§ **Document excerpt**:
Data and AI are pivotal to our business strategy. Recognizing the abundance of data within our enterprise, our vision was to establish a data-driven organization where data analytics is made accessible through self-service governance capabilities. In our pursuit of modernization, we carefully selected the Databricks Lakehouse Platform as the bedrock of our digital transformation journey. This strategic decision has enabled us to unlock the true potential of our data and AI across various departments, resulting in streamlined operational efficiency and accelerated drug discovery. As we continuously enrich our data lake with diverse domains, including restricted and sensitive data, our impact expands even further.

Furthermore, we recognized the need for enhanced data governance to complement our efforts. Our previous data governance solution proved complex, challenging to manage, and lacked fine-grained access control. To address these obstacles and facilitate widespread adoption of our governance capability within the enterprise, we have recently integrated the Databricks Unity Catalog into our governance processes. This integration represents a significant milestone in our journey, bolstering data governance by providing a robust solution that is both user-friendly and simplifies management while offering granular access control.

Today, we are sharing our progress and success so far in the hopes that others can learn from our journey and apply it to their own business strategies.

Using IAM roles for governance was difficult to manage and lacked fine-grained access controls

Amgen operates within a highly regulated industry where compliance is the cornerstone of our operations. We recognize the critical importance of proper governance and auditability for any restricted or sensitive data. Data democratization was the original objective of our Enterprise data lake initiative, ensuring that all Amgen users have access to the available data. However, the inclusion of sensitive data in the data lake highlighted the need for more robust data access governance.

Previously, we relied on AWS Glue as an enterprise data catalog and AWS's identity and access management (IAM) for role-based access controls. This involved creating separate IAM roles and associating them with specific clusters to cater to unique use cases. However, managing numerous groups and their associated cluster resources independently posed significant challenges. Moreover, IAM roles only governed access to storage, leaving metadata accessible to all. The absence of fine-grained access controls made auditing a complex task, hindering our ability to audit data access and executed queries effectively.

§ **What you have to do**:
Continue the account above of Amgen's shift from IAM roles to Unity Catalog for data governance, picking up after its last sentence.

§ **Data listing**:

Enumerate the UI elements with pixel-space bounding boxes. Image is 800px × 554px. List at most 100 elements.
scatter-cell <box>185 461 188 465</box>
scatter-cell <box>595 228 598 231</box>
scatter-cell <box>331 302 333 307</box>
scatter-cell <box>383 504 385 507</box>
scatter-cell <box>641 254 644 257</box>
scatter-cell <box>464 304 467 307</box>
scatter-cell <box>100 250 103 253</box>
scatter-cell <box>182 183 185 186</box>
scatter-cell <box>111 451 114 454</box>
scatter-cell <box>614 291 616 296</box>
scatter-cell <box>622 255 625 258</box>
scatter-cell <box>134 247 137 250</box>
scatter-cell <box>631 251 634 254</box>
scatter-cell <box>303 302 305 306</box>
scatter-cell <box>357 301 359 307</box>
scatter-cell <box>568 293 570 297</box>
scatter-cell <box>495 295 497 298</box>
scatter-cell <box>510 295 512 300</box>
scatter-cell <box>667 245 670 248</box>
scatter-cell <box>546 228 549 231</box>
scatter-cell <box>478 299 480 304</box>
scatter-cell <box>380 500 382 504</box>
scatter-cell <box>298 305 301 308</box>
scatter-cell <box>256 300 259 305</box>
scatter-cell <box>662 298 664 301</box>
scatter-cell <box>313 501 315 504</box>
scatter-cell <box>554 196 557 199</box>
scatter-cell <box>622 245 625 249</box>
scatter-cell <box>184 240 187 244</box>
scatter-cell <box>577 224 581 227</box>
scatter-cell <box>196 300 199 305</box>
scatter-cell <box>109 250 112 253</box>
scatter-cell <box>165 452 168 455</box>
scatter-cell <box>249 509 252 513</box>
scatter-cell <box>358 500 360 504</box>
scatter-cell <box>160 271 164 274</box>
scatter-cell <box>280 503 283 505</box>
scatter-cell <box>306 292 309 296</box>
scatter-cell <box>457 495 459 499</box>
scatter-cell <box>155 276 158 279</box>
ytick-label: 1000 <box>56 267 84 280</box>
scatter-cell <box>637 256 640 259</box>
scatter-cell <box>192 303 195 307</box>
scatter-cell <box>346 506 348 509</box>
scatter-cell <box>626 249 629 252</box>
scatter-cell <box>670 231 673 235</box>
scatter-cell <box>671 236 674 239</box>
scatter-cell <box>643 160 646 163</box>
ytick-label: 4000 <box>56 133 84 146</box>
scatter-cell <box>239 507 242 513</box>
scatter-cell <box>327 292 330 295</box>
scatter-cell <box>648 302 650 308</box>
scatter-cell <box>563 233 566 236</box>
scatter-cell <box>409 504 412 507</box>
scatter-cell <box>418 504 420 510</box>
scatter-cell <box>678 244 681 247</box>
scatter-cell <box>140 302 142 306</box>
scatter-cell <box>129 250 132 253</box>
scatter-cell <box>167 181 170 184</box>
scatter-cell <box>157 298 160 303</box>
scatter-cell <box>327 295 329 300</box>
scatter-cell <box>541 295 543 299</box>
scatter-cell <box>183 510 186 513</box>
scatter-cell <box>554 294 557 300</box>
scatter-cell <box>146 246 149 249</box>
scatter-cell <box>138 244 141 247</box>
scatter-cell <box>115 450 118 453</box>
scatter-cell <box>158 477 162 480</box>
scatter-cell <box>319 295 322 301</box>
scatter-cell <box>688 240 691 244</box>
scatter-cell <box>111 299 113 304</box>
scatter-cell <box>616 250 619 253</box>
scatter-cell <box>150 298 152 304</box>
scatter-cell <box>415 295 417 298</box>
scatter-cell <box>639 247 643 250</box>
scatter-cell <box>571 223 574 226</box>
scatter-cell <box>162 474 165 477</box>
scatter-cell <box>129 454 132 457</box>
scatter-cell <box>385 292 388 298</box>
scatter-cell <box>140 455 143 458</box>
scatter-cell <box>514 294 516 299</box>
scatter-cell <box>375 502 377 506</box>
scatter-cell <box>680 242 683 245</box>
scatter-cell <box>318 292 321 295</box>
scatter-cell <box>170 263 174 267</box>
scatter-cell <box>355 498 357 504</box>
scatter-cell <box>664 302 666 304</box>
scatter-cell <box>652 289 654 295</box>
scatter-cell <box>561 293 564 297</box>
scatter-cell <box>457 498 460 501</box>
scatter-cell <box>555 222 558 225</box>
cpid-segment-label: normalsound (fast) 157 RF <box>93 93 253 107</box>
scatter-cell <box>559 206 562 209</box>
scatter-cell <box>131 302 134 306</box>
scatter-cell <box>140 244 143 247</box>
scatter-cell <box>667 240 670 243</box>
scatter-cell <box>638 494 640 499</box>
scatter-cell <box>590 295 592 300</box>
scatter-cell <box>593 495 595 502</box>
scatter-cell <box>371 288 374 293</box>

§ **Answer for the task**:
To address these challenges, we recognized the need to transition to user-level access and user attribute-based access controls. For example, users would be assigned attributes such as cost centers, and data within Finance would be controlled based on the assigned cost center. However, implementing user-attribute-based access control through IAM roles would have required the creation of a vast number of roles, posing a significant management burden.

We evaluated several off-the-shelf governance tools. While some of the tools met immediate requirements, such as managing tables at the database level, they proved inadequate for highly restricted data domains like EDW (Finance) and Workday (HR). Moreover, we had concerns about bypassing these tools on the Databricks cluster, creating potential vulnerabilities and ensuring comprehensive coverage across all clusters, and scaling the solution. Additionally, maintaining plugins on selective clusters posed challenges in terms of script consistency and ongoing maintenance.

Migrating to Unity Catalog simplified access management and eliminated noncompliance and security incidents

Currently, 90 percent of our use cases are on Databricks. Given that, we felt we needed a Databricks native governance solution for the long term. To begin moving in that direction, we turned to Unity Catalog.

Adopting the Unity Catalog resulted in several immediate benefits.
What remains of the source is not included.